> **RECORDS PROVIDED**:

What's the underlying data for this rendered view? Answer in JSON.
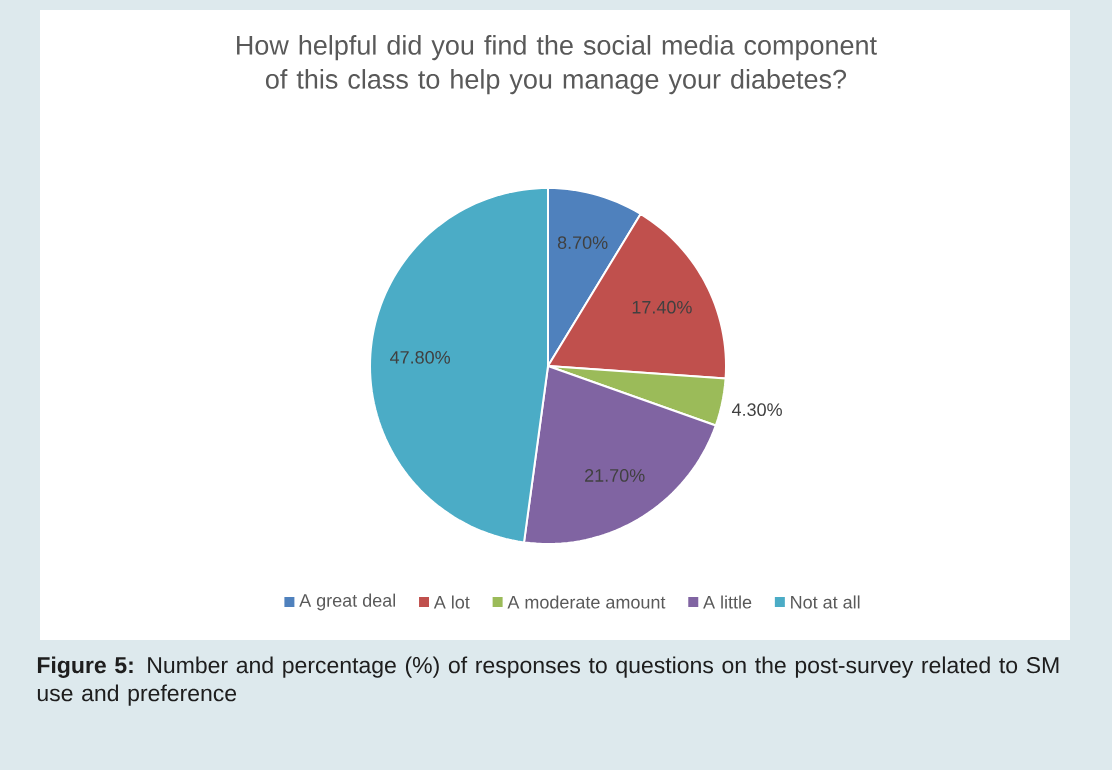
{
  "chart_data": {
    "type": "pie",
    "title": "How helpful did you find the social media component of this class to help you manage your diabetes?",
    "categories": [
      "A great deal",
      "A lot",
      "A moderate amount",
      "A little",
      "Not at all"
    ],
    "values": [
      8.7,
      17.4,
      4.3,
      21.7,
      47.8
    ],
    "colors": [
      "#4f81bd",
      "#c0504d",
      "#9bbb59",
      "#8064a2",
      "#4bacc6"
    ],
    "value_labels": [
      "8.70%",
      "17.40%",
      "4.30%",
      "21.70%",
      "47.80%"
    ],
    "legend": "bottom",
    "annotations": [
      "**Figure 5:** Number and percentage (%) of responses to questions on the post-survey related to SM use and preference"
    ]
  }
}
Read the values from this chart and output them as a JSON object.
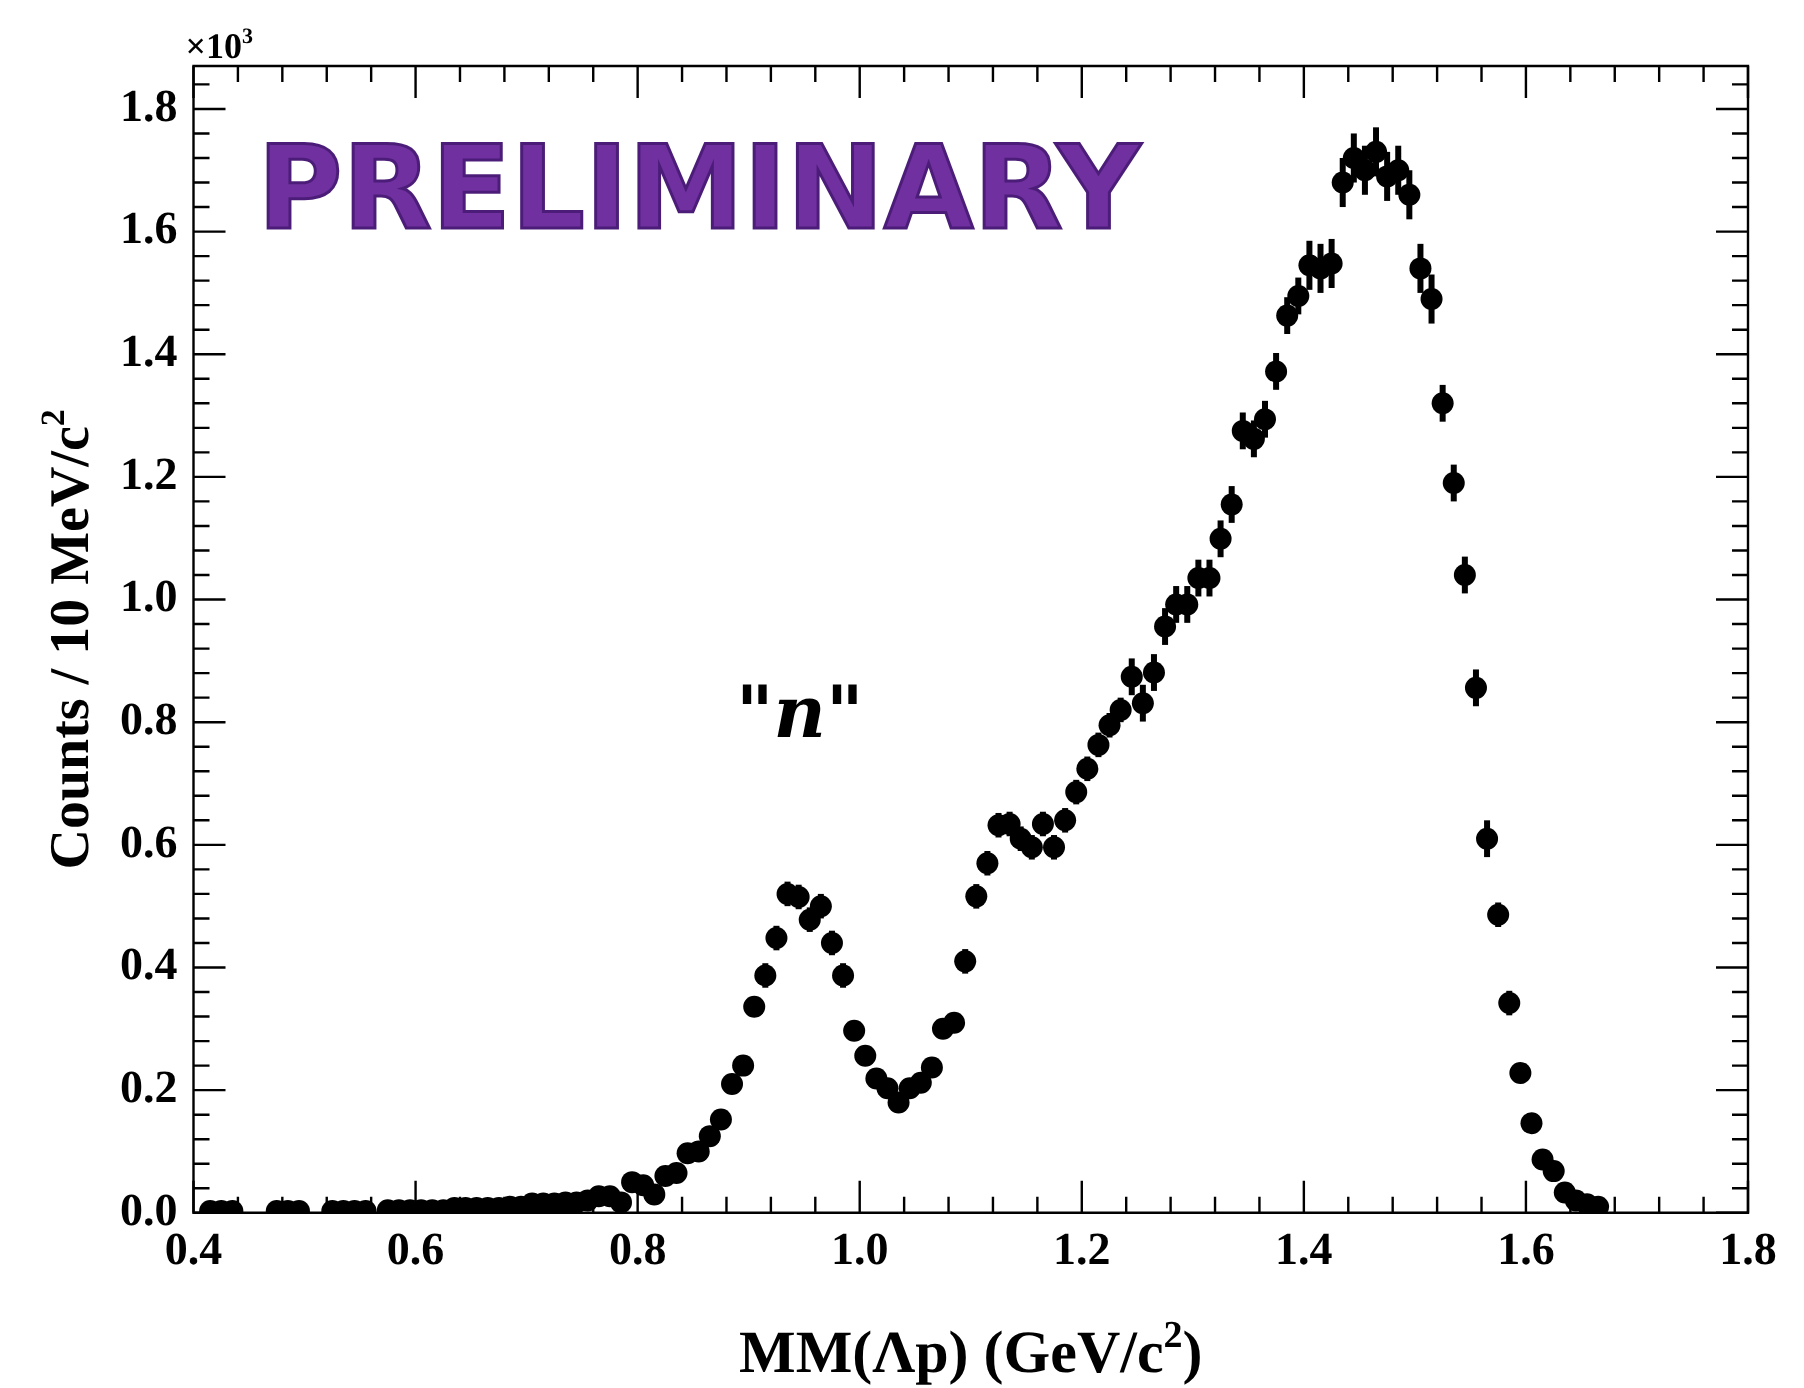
{
  "chart_data": {
    "type": "scatter",
    "xlabel": "MM(Λp) (GeV/c$^{2}$)",
    "ylabel": "Counts / 10 MeV/c$^{2}$",
    "annotations": [
      "PRELIMINARY",
      "×10$^{3}$",
      "\"n\""
    ],
    "xlim": [
      0.4,
      1.8
    ],
    "ylim": [
      0,
      1.87
    ],
    "xticks": [
      {
        "value": 0.4,
        "label": "0.4"
      },
      {
        "value": 0.6,
        "label": "0.6"
      },
      {
        "value": 0.8,
        "label": "0.8"
      },
      {
        "value": 1.0,
        "label": "1.0"
      },
      {
        "value": 1.2,
        "label": "1.2"
      },
      {
        "value": 1.4,
        "label": "1.4"
      },
      {
        "value": 1.6,
        "label": "1.6"
      },
      {
        "value": 1.8,
        "label": "1.8"
      }
    ],
    "yticks": [
      {
        "value": 0,
        "label": "0.0"
      },
      {
        "value": 0.2,
        "label": "0.2"
      },
      {
        "value": 0.4,
        "label": "0.4"
      },
      {
        "value": 0.6,
        "label": "0.6"
      },
      {
        "value": 0.8,
        "label": "0.8"
      },
      {
        "value": 1.0,
        "label": "1.0"
      },
      {
        "value": 1.2,
        "label": "1.2"
      },
      {
        "value": 1.4,
        "label": "1.4"
      },
      {
        "value": 1.6,
        "label": "1.6"
      },
      {
        "value": 1.8,
        "label": "1.8"
      }
    ],
    "grid": false,
    "legend": false,
    "marker": "circle",
    "series": [
      {
        "color": "#000000",
        "x": [
          0.415,
          0.425,
          0.435,
          0.475,
          0.485,
          0.495,
          0.525,
          0.535,
          0.545,
          0.555,
          0.575,
          0.585,
          0.595,
          0.605,
          0.615,
          0.625,
          0.635,
          0.645,
          0.655,
          0.665,
          0.675,
          0.685,
          0.695,
          0.705,
          0.715,
          0.725,
          0.735,
          0.745,
          0.755,
          0.765,
          0.775,
          0.785,
          0.795,
          0.805,
          0.815,
          0.825,
          0.835,
          0.845,
          0.855,
          0.865,
          0.875,
          0.885,
          0.895,
          0.905,
          0.915,
          0.925,
          0.935,
          0.945,
          0.955,
          0.965,
          0.975,
          0.985,
          0.995,
          1.005,
          1.015,
          1.025,
          1.035,
          1.045,
          1.055,
          1.065,
          1.075,
          1.085,
          1.095,
          1.105,
          1.115,
          1.125,
          1.135,
          1.145,
          1.155,
          1.165,
          1.175,
          1.185,
          1.195,
          1.205,
          1.215,
          1.225,
          1.235,
          1.245,
          1.255,
          1.265,
          1.275,
          1.285,
          1.295,
          1.305,
          1.315,
          1.325,
          1.335,
          1.345,
          1.355,
          1.365,
          1.375,
          1.385,
          1.395,
          1.405,
          1.415,
          1.425,
          1.435,
          1.445,
          1.455,
          1.465,
          1.475,
          1.485,
          1.495,
          1.505,
          1.515,
          1.525,
          1.535,
          1.545,
          1.555,
          1.565,
          1.575,
          1.585,
          1.595,
          1.605,
          1.615,
          1.625,
          1.635,
          1.645,
          1.655,
          1.665
        ],
        "values": [
          0.003,
          0.003,
          0.003,
          0.003,
          0.003,
          0.003,
          0.003,
          0.003,
          0.003,
          0.003,
          0.004,
          0.004,
          0.004,
          0.004,
          0.004,
          0.004,
          0.008,
          0.008,
          0.008,
          0.008,
          0.008,
          0.01,
          0.01,
          0.015,
          0.015,
          0.015,
          0.017,
          0.017,
          0.02,
          0.027,
          0.027,
          0.017,
          0.05,
          0.045,
          0.03,
          0.06,
          0.065,
          0.097,
          0.1,
          0.125,
          0.152,
          0.21,
          0.24,
          0.336,
          0.387,
          0.448,
          0.52,
          0.515,
          0.478,
          0.5,
          0.44,
          0.387,
          0.297,
          0.256,
          0.219,
          0.203,
          0.18,
          0.203,
          0.212,
          0.237,
          0.3,
          0.31,
          0.41,
          0.516,
          0.57,
          0.632,
          0.634,
          0.61,
          0.596,
          0.634,
          0.596,
          0.64,
          0.686,
          0.724,
          0.763,
          0.795,
          0.82,
          0.874,
          0.831,
          0.881,
          0.956,
          0.992,
          0.992,
          1.035,
          1.035,
          1.099,
          1.155,
          1.275,
          1.262,
          1.294,
          1.372,
          1.463,
          1.495,
          1.545,
          1.54,
          1.548,
          1.68,
          1.72,
          1.7,
          1.73,
          1.69,
          1.7,
          1.66,
          1.54,
          1.49,
          1.32,
          1.19,
          1.04,
          0.856,
          0.61,
          0.486,
          0.342,
          0.228,
          0.146,
          0.087,
          0.068,
          0.033,
          0.02,
          0.014,
          0.01
        ],
        "errors": [
          null,
          null,
          null,
          null,
          null,
          null,
          null,
          null,
          null,
          null,
          null,
          null,
          null,
          null,
          null,
          null,
          null,
          null,
          null,
          null,
          null,
          null,
          null,
          null,
          null,
          null,
          null,
          null,
          null,
          null,
          null,
          null,
          null,
          null,
          null,
          null,
          null,
          null,
          null,
          null,
          null,
          null,
          null,
          null,
          0.02,
          0.02,
          0.02,
          0.02,
          0.02,
          0.02,
          0.02,
          0.02,
          null,
          null,
          null,
          null,
          null,
          null,
          null,
          null,
          null,
          null,
          0.02,
          0.02,
          0.02,
          0.02,
          0.02,
          0.02,
          0.02,
          0.02,
          0.02,
          0.02,
          0.02,
          0.02,
          0.02,
          0.02,
          0.02,
          0.03,
          0.03,
          0.03,
          0.03,
          0.03,
          0.03,
          0.03,
          0.03,
          0.03,
          0.03,
          0.03,
          0.03,
          0.03,
          0.03,
          0.03,
          0.03,
          0.04,
          0.04,
          0.04,
          0.04,
          0.04,
          0.04,
          0.04,
          0.04,
          0.04,
          0.04,
          0.04,
          0.04,
          0.03,
          0.03,
          0.03,
          0.03,
          0.03,
          0.02,
          0.02,
          null,
          null,
          null,
          null,
          null,
          null,
          null,
          null
        ]
      }
    ]
  }
}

> **PROBLEM TO WORK ON**: Filter the data, keeping only the lines that contain "this".

> **CORRECT OUTPUT**:
What's the underlying data for this rendered view? Answer in JSON.
    "title": "How helpful did you find the social media component of this class to help you manage your diabetes?",
Read the values from this chart and output them as a JSON object.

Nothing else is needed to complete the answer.